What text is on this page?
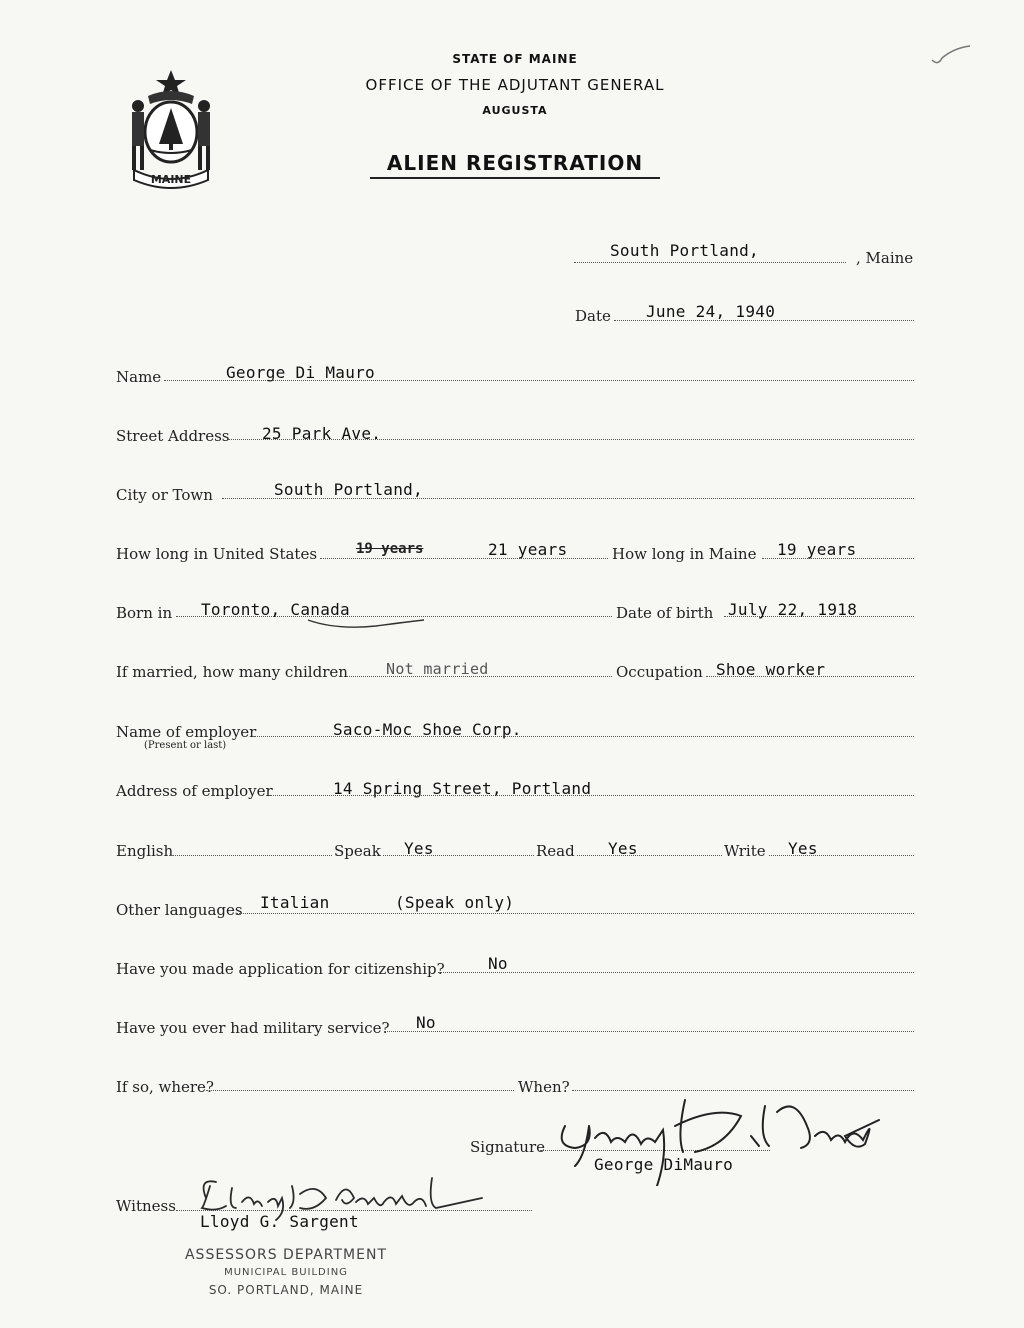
MAINE
STATE OF MAINE
OFFICE OF THE ADJUTANT GENERAL
AUGUSTA
ALIEN REGISTRATION
South Portland,	, Maine
Date June 24, 1940
Name	George Di Mauro
Street Address 25 Park Ave.
City or Town	South Portland,
How long in United States	19 years	21 years	How long in Maine 19 years
Born in Toronto, Canada	Date of birth July 22, 1918
If married, how many children	Not married	Occupation Shoe worker
Name of employer
(Present or last)
Saco-Moc Shoe Corp.
Address of employer	14 Spring Street, Portland
English	Speak Yes	Read Yes	Write Yes
Other languages Italian	(Speak only)
Have you made application for citizenship?	No
Have you ever had military service? No
If so, where?	When?
Signature
George DiMauro
Witness
Lloyd G. Sargent
ASSESSORS DEPARTMENT
MUNICIPAL BUILDING
SO. PORTLAND, MAINE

━━━━━━━━

▶ **Work required**
Write out the listing above exactly as it stands, pictures excluded.

▶ **The solution**
What text is on this page?
MAINE
STATE OF MAINE
OFFICE OF THE ADJUTANT GENERAL
AUGUSTA
ALIEN REGISTRATION
South Portland,	, Maine
Date June 24, 1940
Name	George Di Mauro
Street Address 25 Park Ave.
City or Town	South Portland,
How long in United States	19 years	21 years	How long in Maine 19 years
Born in Toronto, Canada	Date of birth July 22, 1918
If married, how many children	Not married	Occupation Shoe worker
Name of employer
(Present or last)
Saco-Moc Shoe Corp.
Address of employer	14 Spring Street, Portland
English	Speak Yes	Read Yes	Write Yes
Other languages Italian	(Speak only)
Have you made application for citizenship?	No
Have you ever had military service? No
If so, where?	When?
Signature
George DiMauro
Witness
Lloyd G. Sargent
ASSESSORS DEPARTMENT
MUNICIPAL BUILDING
SO. PORTLAND, MAINE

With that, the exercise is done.